■ **Given exercise**
Reproduce the complete listing without any deviation.

┄┄┄┄┄┄┄┄┄┄

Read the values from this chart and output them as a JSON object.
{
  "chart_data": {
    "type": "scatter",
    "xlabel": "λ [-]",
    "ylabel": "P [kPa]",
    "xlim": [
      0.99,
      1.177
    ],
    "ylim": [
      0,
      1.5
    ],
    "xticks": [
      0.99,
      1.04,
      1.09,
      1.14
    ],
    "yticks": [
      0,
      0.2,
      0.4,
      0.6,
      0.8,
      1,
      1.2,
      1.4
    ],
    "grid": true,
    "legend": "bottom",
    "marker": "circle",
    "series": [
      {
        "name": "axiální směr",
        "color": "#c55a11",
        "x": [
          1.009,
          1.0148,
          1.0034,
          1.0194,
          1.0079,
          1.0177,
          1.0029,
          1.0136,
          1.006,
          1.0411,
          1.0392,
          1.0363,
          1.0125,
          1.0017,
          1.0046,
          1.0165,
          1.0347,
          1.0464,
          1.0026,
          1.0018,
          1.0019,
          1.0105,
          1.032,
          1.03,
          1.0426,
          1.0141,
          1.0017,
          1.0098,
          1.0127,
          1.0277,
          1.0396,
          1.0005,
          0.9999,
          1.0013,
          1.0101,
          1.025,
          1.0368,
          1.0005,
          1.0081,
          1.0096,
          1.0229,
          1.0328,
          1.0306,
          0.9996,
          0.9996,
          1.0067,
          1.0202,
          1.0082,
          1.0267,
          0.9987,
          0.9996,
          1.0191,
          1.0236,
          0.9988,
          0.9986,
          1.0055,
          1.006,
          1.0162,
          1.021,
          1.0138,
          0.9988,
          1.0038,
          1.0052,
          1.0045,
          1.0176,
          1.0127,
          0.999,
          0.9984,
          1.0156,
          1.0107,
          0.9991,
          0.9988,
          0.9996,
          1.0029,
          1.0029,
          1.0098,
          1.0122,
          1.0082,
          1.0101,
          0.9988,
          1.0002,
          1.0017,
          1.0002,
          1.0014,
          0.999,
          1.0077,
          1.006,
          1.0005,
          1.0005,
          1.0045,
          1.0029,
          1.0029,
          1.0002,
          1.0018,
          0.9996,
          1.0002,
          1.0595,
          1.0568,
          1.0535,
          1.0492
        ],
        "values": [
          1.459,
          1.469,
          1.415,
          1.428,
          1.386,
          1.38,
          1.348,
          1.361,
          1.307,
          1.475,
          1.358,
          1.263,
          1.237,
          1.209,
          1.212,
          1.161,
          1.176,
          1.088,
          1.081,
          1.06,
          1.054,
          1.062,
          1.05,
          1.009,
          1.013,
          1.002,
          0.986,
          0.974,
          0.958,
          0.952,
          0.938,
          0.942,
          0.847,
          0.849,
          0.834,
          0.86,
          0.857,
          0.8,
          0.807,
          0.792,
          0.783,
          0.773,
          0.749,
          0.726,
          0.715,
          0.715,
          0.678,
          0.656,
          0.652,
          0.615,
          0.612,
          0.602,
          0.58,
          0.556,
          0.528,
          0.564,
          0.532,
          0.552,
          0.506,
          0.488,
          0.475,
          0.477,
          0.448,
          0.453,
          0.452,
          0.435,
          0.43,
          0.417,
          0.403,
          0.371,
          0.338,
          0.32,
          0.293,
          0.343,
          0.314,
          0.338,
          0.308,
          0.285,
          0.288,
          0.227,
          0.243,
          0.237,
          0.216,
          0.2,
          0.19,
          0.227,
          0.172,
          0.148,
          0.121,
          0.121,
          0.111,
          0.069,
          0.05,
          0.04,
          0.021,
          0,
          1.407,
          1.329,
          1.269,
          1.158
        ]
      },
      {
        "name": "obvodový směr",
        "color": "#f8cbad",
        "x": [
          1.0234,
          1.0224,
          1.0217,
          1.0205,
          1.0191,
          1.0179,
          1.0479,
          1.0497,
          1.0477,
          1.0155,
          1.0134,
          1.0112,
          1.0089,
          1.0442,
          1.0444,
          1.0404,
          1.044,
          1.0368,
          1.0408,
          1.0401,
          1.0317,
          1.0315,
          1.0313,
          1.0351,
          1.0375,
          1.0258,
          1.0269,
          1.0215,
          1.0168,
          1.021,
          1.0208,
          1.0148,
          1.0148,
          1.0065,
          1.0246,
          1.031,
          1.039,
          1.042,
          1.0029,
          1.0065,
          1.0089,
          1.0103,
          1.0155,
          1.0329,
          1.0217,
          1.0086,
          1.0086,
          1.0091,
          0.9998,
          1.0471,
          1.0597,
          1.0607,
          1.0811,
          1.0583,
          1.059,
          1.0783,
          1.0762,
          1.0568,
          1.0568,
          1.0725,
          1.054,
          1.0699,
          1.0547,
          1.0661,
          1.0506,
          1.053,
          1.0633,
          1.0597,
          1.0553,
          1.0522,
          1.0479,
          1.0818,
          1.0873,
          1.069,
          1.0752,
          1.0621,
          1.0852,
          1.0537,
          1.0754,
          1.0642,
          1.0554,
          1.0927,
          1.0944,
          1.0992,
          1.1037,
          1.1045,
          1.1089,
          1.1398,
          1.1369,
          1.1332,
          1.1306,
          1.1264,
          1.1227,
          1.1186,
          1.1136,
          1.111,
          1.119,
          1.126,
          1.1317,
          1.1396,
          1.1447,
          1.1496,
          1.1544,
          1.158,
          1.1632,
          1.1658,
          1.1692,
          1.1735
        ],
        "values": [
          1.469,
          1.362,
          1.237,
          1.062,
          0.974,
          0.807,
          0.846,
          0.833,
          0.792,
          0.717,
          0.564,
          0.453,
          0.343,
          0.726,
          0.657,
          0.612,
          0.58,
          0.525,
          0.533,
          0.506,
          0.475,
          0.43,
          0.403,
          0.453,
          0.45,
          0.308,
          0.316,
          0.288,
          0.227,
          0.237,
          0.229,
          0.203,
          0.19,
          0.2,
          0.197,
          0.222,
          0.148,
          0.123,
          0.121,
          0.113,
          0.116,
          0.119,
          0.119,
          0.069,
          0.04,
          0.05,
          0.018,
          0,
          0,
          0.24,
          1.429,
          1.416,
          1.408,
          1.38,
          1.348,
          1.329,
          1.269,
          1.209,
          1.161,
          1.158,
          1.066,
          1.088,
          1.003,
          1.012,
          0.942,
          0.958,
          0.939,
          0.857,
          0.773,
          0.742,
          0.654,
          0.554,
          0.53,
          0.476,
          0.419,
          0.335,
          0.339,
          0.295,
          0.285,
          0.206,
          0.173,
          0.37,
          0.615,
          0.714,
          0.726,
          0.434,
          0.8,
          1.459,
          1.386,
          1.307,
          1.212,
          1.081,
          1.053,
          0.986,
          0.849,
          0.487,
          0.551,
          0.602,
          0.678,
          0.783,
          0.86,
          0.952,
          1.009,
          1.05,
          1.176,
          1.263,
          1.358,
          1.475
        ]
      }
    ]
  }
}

┄┄┄┄┄┄┄┄┄┄

■ **Completed exercise**
Read the values from this chart and output them as a JSON object.
{
  "chart_data": {
    "type": "scatter",
    "xlabel": "λ [-]",
    "ylabel": "P [kPa]",
    "xlim": [
      0.99,
      1.177
    ],
    "ylim": [
      0,
      1.5
    ],
    "xticks": [
      0.99,
      1.04,
      1.09,
      1.14
    ],
    "yticks": [
      0,
      0.2,
      0.4,
      0.6,
      0.8,
      1,
      1.2,
      1.4
    ],
    "grid": true,
    "legend": "bottom",
    "marker": "circle",
    "series": [
      {
        "name": "axiální směr",
        "color": "#c55a11",
        "x": [
          1.009,
          1.0148,
          1.0034,
          1.0194,
          1.0079,
          1.0177,
          1.0029,
          1.0136,
          1.006,
          1.0411,
          1.0392,
          1.0363,
          1.0125,
          1.0017,
          1.0046,
          1.0165,
          1.0347,
          1.0464,
          1.0026,
          1.0018,
          1.0019,
          1.0105,
          1.032,
          1.03,
          1.0426,
          1.0141,
          1.0017,
          1.0098,
          1.0127,
          1.0277,
          1.0396,
          1.0005,
          0.9999,
          1.0013,
          1.0101,
          1.025,
          1.0368,
          1.0005,
          1.0081,
          1.0096,
          1.0229,
          1.0328,
          1.0306,
          0.9996,
          0.9996,
          1.0067,
          1.0202,
          1.0082,
          1.0267,
          0.9987,
          0.9996,
          1.0191,
          1.0236,
          0.9988,
          0.9986,
          1.0055,
          1.006,
          1.0162,
          1.021,
          1.0138,
          0.9988,
          1.0038,
          1.0052,
          1.0045,
          1.0176,
          1.0127,
          0.999,
          0.9984,
          1.0156,
          1.0107,
          0.9991,
          0.9988,
          0.9996,
          1.0029,
          1.0029,
          1.0098,
          1.0122,
          1.0082,
          1.0101,
          0.9988,
          1.0002,
          1.0017,
          1.0002,
          1.0014,
          0.999,
          1.0077,
          1.006,
          1.0005,
          1.0005,
          1.0045,
          1.0029,
          1.0029,
          1.0002,
          1.0018,
          0.9996,
          1.0002,
          1.0595,
          1.0568,
          1.0535,
          1.0492
        ],
        "values": [
          1.459,
          1.469,
          1.415,
          1.428,
          1.386,
          1.38,
          1.348,
          1.361,
          1.307,
          1.475,
          1.358,
          1.263,
          1.237,
          1.209,
          1.212,
          1.161,
          1.176,
          1.088,
          1.081,
          1.06,
          1.054,
          1.062,
          1.05,
          1.009,
          1.013,
          1.002,
          0.986,
          0.974,
          0.958,
          0.952,
          0.938,
          0.942,
          0.847,
          0.849,
          0.834,
          0.86,
          0.857,
          0.8,
          0.807,
          0.792,
          0.783,
          0.773,
          0.749,
          0.726,
          0.715,
          0.715,
          0.678,
          0.656,
          0.652,
          0.615,
          0.612,
          0.602,
          0.58,
          0.556,
          0.528,
          0.564,
          0.532,
          0.552,
          0.506,
          0.488,
          0.475,
          0.477,
          0.448,
          0.453,
          0.452,
          0.435,
          0.43,
          0.417,
          0.403,
          0.371,
          0.338,
          0.32,
          0.293,
          0.343,
          0.314,
          0.338,
          0.308,
          0.285,
          0.288,
          0.227,
          0.243,
          0.237,
          0.216,
          0.2,
          0.19,
          0.227,
          0.172,
          0.148,
          0.121,
          0.121,
          0.111,
          0.069,
          0.05,
          0.04,
          0.021,
          0,
          1.407,
          1.329,
          1.269,
          1.158
        ]
      },
      {
        "name": "obvodový směr",
        "color": "#f8cbad",
        "x": [
          1.0234,
          1.0224,
          1.0217,
          1.0205,
          1.0191,
          1.0179,
          1.0479,
          1.0497,
          1.0477,
          1.0155,
          1.0134,
          1.0112,
          1.0089,
          1.0442,
          1.0444,
          1.0404,
          1.044,
          1.0368,
          1.0408,
          1.0401,
          1.0317,
          1.0315,
          1.0313,
          1.0351,
          1.0375,
          1.0258,
          1.0269,
          1.0215,
          1.0168,
          1.021,
          1.0208,
          1.0148,
          1.0148,
          1.0065,
          1.0246,
          1.031,
          1.039,
          1.042,
          1.0029,
          1.0065,
          1.0089,
          1.0103,
          1.0155,
          1.0329,
          1.0217,
          1.0086,
          1.0086,
          1.0091,
          0.9998,
          1.0471,
          1.0597,
          1.0607,
          1.0811,
          1.0583,
          1.059,
          1.0783,
          1.0762,
          1.0568,
          1.0568,
          1.0725,
          1.054,
          1.0699,
          1.0547,
          1.0661,
          1.0506,
          1.053,
          1.0633,
          1.0597,
          1.0553,
          1.0522,
          1.0479,
          1.0818,
          1.0873,
          1.069,
          1.0752,
          1.0621,
          1.0852,
          1.0537,
          1.0754,
          1.0642,
          1.0554,
          1.0927,
          1.0944,
          1.0992,
          1.1037,
          1.1045,
          1.1089,
          1.1398,
          1.1369,
          1.1332,
          1.1306,
          1.1264,
          1.1227,
          1.1186,
          1.1136,
          1.111,
          1.119,
          1.126,
          1.1317,
          1.1396,
          1.1447,
          1.1496,
          1.1544,
          1.158,
          1.1632,
          1.1658,
          1.1692,
          1.1735
        ],
        "values": [
          1.469,
          1.362,
          1.237,
          1.062,
          0.974,
          0.807,
          0.846,
          0.833,
          0.792,
          0.717,
          0.564,
          0.453,
          0.343,
          0.726,
          0.657,
          0.612,
          0.58,
          0.525,
          0.533,
          0.506,
          0.475,
          0.43,
          0.403,
          0.453,
          0.45,
          0.308,
          0.316,
          0.288,
          0.227,
          0.237,
          0.229,
          0.203,
          0.19,
          0.2,
          0.197,
          0.222,
          0.148,
          0.123,
          0.121,
          0.113,
          0.116,
          0.119,
          0.119,
          0.069,
          0.04,
          0.05,
          0.018,
          0,
          0,
          0.24,
          1.429,
          1.416,
          1.408,
          1.38,
          1.348,
          1.329,
          1.269,
          1.209,
          1.161,
          1.158,
          1.066,
          1.088,
          1.003,
          1.012,
          0.942,
          0.958,
          0.939,
          0.857,
          0.773,
          0.742,
          0.654,
          0.554,
          0.53,
          0.476,
          0.419,
          0.335,
          0.339,
          0.295,
          0.285,
          0.206,
          0.173,
          0.37,
          0.615,
          0.714,
          0.726,
          0.434,
          0.8,
          1.459,
          1.386,
          1.307,
          1.212,
          1.081,
          1.053,
          0.986,
          0.849,
          0.487,
          0.551,
          0.602,
          0.678,
          0.783,
          0.86,
          0.952,
          1.009,
          1.05,
          1.176,
          1.263,
          1.358,
          1.475
        ]
      }
    ]
  }
}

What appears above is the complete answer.